───── Quoted text ─────

Invisible is an uncompromising look into the world of male hustlers in Providence, Rhode Island. There are many men who roam the streets of Providence, Rhode Island who remain unseen – unless you are looking. Invisible delves into the world of male prostitution through interviews with the men who live the life. These men live in two worlds: one at home, where they are fathers and husbands, and one in the adult bookstores, where they are addicts and hustlers. Many find themselves trapped in a cycle of addiction and incarceration that leaves little room for escape. What drives a man toward this lifestyle, and why is this phenomenon so overlooked? Invisible explores these questions by looking at masculinity, sex, poverty, drug abuse, and the city where it all happens: Providence, RI.

─────

**To do:**
(a) Reproduce the passage from the description of Invisible, starting at "Invisible is an" and ending at "happens: Providence, RI.".
(b) According to the description of Invisible, what roles do the men have at home?

───── Supplied data ─────

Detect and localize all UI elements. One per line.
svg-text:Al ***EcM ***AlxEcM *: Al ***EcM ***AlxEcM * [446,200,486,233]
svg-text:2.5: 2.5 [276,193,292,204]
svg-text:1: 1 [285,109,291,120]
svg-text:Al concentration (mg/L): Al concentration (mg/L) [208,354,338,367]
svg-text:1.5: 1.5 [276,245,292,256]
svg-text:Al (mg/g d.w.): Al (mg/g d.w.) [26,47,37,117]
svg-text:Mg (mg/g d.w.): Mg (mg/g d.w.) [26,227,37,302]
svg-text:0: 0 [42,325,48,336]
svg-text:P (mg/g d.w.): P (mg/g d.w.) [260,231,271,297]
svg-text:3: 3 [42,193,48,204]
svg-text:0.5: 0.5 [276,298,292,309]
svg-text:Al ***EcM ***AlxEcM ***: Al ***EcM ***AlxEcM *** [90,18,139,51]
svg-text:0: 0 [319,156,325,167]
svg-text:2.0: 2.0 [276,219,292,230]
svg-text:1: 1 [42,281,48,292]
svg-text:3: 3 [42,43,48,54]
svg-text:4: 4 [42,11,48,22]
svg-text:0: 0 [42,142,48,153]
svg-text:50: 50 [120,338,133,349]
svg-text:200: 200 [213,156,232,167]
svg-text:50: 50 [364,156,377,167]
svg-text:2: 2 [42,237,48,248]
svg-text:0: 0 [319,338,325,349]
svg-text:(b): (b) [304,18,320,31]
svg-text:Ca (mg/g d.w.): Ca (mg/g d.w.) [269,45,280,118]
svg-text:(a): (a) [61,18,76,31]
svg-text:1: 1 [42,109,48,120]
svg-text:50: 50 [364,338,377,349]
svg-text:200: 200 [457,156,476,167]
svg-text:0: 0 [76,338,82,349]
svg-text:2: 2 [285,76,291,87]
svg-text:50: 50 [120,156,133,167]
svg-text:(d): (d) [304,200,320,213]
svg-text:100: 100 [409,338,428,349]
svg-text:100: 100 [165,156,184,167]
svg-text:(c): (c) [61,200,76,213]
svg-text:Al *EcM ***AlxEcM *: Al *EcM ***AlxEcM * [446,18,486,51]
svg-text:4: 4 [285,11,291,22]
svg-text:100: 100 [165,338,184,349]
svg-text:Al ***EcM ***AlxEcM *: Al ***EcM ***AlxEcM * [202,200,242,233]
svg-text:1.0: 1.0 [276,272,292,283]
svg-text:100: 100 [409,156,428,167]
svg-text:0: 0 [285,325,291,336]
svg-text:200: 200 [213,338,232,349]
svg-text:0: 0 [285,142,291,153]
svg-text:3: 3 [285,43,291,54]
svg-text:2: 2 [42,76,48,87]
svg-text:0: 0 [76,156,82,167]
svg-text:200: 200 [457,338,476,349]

─────

**Results of the tasks:**
(a)
Invisible is an uncompromising look into the world of male hustlers in Providence, Rhode Island. There are many men who roam the streets of Providence, Rhode Island who remain unseen – unless you are looking. Invisible delves into the world of male prostitution through interviews with the men who live the life. These men live in two worlds: one at home, where they are fathers and husbands, and one in the adult bookstores, where they are addicts and hustlers. Many find themselves trapped in a cycle of addiction and incarceration that leaves little room for escape. What drives a man toward this lifestyle, and why is this phenomenon so overlooked? Invisible explores these questions by looking at masculinity, sex, poverty, drug abuse, and the city where it all happens: Providence, RI.

(b) They are fathers and husbands.